■ **Exercise aim**:
Could you write out the records below exactly as they appear, leaving out any pictures?

■ **Data provided**:
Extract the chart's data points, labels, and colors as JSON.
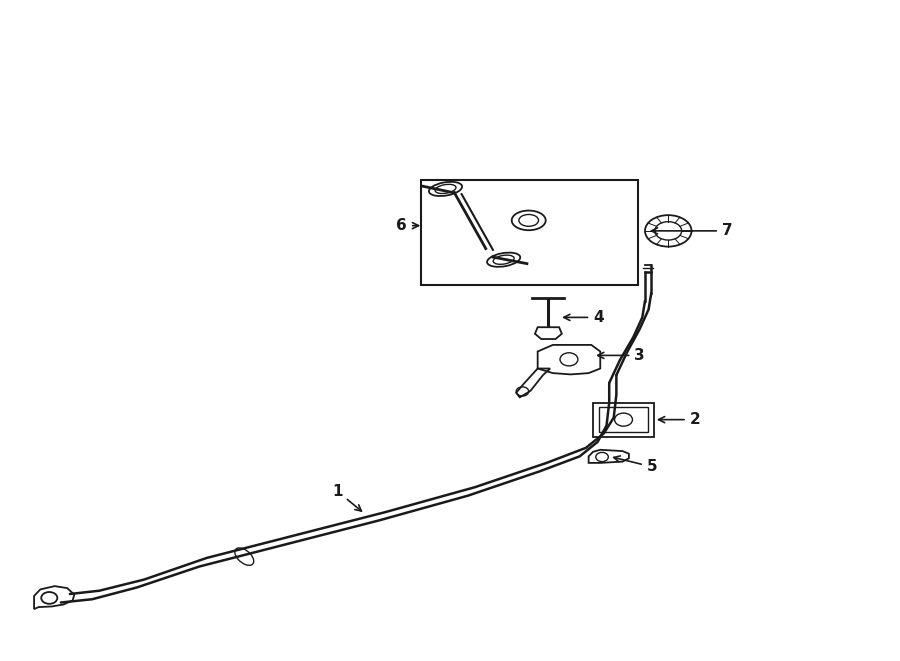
{
  "bg_color": "#ffffff",
  "line_color": "#1a1a1a",
  "fig_width": 9.0,
  "fig_height": 6.61,
  "dpi": 100,
  "bar_outer": {
    "x": [
      0.065,
      0.1,
      0.15,
      0.22,
      0.32,
      0.42,
      0.52,
      0.6,
      0.645,
      0.665,
      0.675,
      0.678,
      0.678
    ],
    "y": [
      0.085,
      0.09,
      0.108,
      0.14,
      0.175,
      0.21,
      0.248,
      0.285,
      0.308,
      0.33,
      0.355,
      0.39,
      0.42
    ]
  },
  "bar_inner": {
    "x": [
      0.075,
      0.108,
      0.158,
      0.228,
      0.328,
      0.428,
      0.528,
      0.608,
      0.652,
      0.672,
      0.683,
      0.686,
      0.686
    ],
    "y": [
      0.098,
      0.103,
      0.12,
      0.153,
      0.188,
      0.223,
      0.261,
      0.298,
      0.321,
      0.343,
      0.367,
      0.402,
      0.432
    ]
  },
  "bar_right_bend_outer": {
    "x": [
      0.678,
      0.69,
      0.705,
      0.715,
      0.718
    ],
    "y": [
      0.42,
      0.455,
      0.49,
      0.52,
      0.545
    ]
  },
  "bar_right_bend_inner": {
    "x": [
      0.686,
      0.698,
      0.712,
      0.722,
      0.725
    ],
    "y": [
      0.432,
      0.467,
      0.502,
      0.532,
      0.557
    ]
  },
  "bar_right_vert_outer": {
    "x": [
      0.718,
      0.718
    ],
    "y": [
      0.545,
      0.59
    ]
  },
  "bar_right_vert_inner": {
    "x": [
      0.725,
      0.725
    ],
    "y": [
      0.557,
      0.6
    ]
  }
}
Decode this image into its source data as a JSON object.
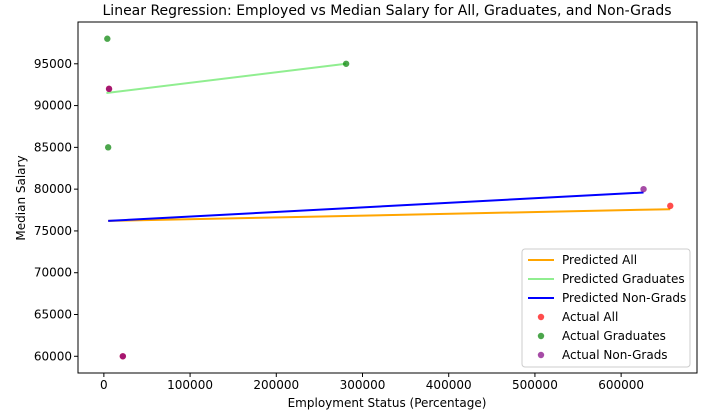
{
  "chart_data": {
    "type": "scatter",
    "title": "Linear Regression: Employed vs Median Salary for All, Graduates, and Non-Grads",
    "xlabel": "Employment Status (Percentage)",
    "ylabel": "Median Salary",
    "xlim": [
      -30000,
      688000
    ],
    "ylim": [
      58000,
      100000
    ],
    "x_ticks": [
      0,
      100000,
      200000,
      300000,
      400000,
      500000,
      600000
    ],
    "x_tick_labels": [
      "0",
      "100000",
      "200000",
      "300000",
      "400000",
      "500000",
      "600000"
    ],
    "y_ticks": [
      60000,
      65000,
      70000,
      75000,
      80000,
      85000,
      90000,
      95000
    ],
    "y_tick_labels": [
      "60000",
      "65000",
      "70000",
      "75000",
      "80000",
      "85000",
      "90000",
      "95000"
    ],
    "grid": false,
    "legend_position": "lower-right",
    "lines": [
      {
        "name": "Predicted All",
        "color": "#ffa500",
        "points": [
          [
            5000,
            76200
          ],
          [
            657000,
            77600
          ]
        ]
      },
      {
        "name": "Predicted Graduates",
        "color": "#90ee90",
        "points": [
          [
            3000,
            91500
          ],
          [
            281000,
            95000
          ]
        ]
      },
      {
        "name": "Predicted Non-Grads",
        "color": "#0000ff",
        "points": [
          [
            5000,
            76200
          ],
          [
            626000,
            79600
          ]
        ]
      }
    ],
    "scatter": [
      {
        "name": "Actual All",
        "color": "#ff0000",
        "points": [
          [
            657000,
            78000
          ],
          [
            6000,
            92000
          ],
          [
            22000,
            60000
          ]
        ]
      },
      {
        "name": "Actual Graduates",
        "color": "#008000",
        "points": [
          [
            4000,
            98000
          ],
          [
            5000,
            85000
          ],
          [
            281000,
            95000
          ]
        ]
      },
      {
        "name": "Actual Non-Grads",
        "color": "#800080",
        "points": [
          [
            626000,
            80000
          ],
          [
            6000,
            92000
          ],
          [
            22000,
            60000
          ]
        ]
      }
    ]
  }
}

■ **Answer to the task**:
Extract the chart's data points, labels, and colors as JSON.
{
  "bg_color": "#ffffff",
  "line_color": "#1a1a1a",
  "fig_width": 9.0,
  "fig_height": 6.61,
  "dpi": 100,
  "bar_outer": {
    "x": [
      0.065,
      0.1,
      0.15,
      0.22,
      0.32,
      0.42,
      0.52,
      0.6,
      0.645,
      0.665,
      0.675,
      0.678,
      0.678
    ],
    "y": [
      0.085,
      0.09,
      0.108,
      0.14,
      0.175,
      0.21,
      0.248,
      0.285,
      0.308,
      0.33,
      0.355,
      0.39,
      0.42
    ]
  },
  "bar_inner": {
    "x": [
      0.075,
      0.108,
      0.158,
      0.228,
      0.328,
      0.428,
      0.528,
      0.608,
      0.652,
      0.672,
      0.683,
      0.686,
      0.686
    ],
    "y": [
      0.098,
      0.103,
      0.12,
      0.153,
      0.188,
      0.223,
      0.261,
      0.298,
      0.321,
      0.343,
      0.367,
      0.402,
      0.432
    ]
  },
  "bar_right_bend_outer": {
    "x": [
      0.678,
      0.69,
      0.705,
      0.715,
      0.718
    ],
    "y": [
      0.42,
      0.455,
      0.49,
      0.52,
      0.545
    ]
  },
  "bar_right_bend_inner": {
    "x": [
      0.686,
      0.698,
      0.712,
      0.722,
      0.725
    ],
    "y": [
      0.432,
      0.467,
      0.502,
      0.532,
      0.557
    ]
  },
  "bar_right_vert_outer": {
    "x": [
      0.718,
      0.718
    ],
    "y": [
      0.545,
      0.59
    ]
  },
  "bar_right_vert_inner": {
    "x": [
      0.725,
      0.725
    ],
    "y": [
      0.557,
      0.6
    ]
  }
}
Decode this image into its source data as a JSON object.
{
  "chart_data": {
    "type": "scatter",
    "title": "Linear Regression: Employed vs Median Salary for All, Graduates, and Non-Grads",
    "xlabel": "Employment Status (Percentage)",
    "ylabel": "Median Salary",
    "xlim": [
      -30000,
      688000
    ],
    "ylim": [
      58000,
      100000
    ],
    "x_ticks": [
      0,
      100000,
      200000,
      300000,
      400000,
      500000,
      600000
    ],
    "x_tick_labels": [
      "0",
      "100000",
      "200000",
      "300000",
      "400000",
      "500000",
      "600000"
    ],
    "y_ticks": [
      60000,
      65000,
      70000,
      75000,
      80000,
      85000,
      90000,
      95000
    ],
    "y_tick_labels": [
      "60000",
      "65000",
      "70000",
      "75000",
      "80000",
      "85000",
      "90000",
      "95000"
    ],
    "grid": false,
    "legend_position": "lower-right",
    "lines": [
      {
        "name": "Predicted All",
        "color": "#ffa500",
        "points": [
          [
            5000,
            76200
          ],
          [
            657000,
            77600
          ]
        ]
      },
      {
        "name": "Predicted Graduates",
        "color": "#90ee90",
        "points": [
          [
            3000,
            91500
          ],
          [
            281000,
            95000
          ]
        ]
      },
      {
        "name": "Predicted Non-Grads",
        "color": "#0000ff",
        "points": [
          [
            5000,
            76200
          ],
          [
            626000,
            79600
          ]
        ]
      }
    ],
    "scatter": [
      {
        "name": "Actual All",
        "color": "#ff0000",
        "points": [
          [
            657000,
            78000
          ],
          [
            6000,
            92000
          ],
          [
            22000,
            60000
          ]
        ]
      },
      {
        "name": "Actual Graduates",
        "color": "#008000",
        "points": [
          [
            4000,
            98000
          ],
          [
            5000,
            85000
          ],
          [
            281000,
            95000
          ]
        ]
      },
      {
        "name": "Actual Non-Grads",
        "color": "#800080",
        "points": [
          [
            626000,
            80000
          ],
          [
            6000,
            92000
          ],
          [
            22000,
            60000
          ]
        ]
      }
    ]
  }
}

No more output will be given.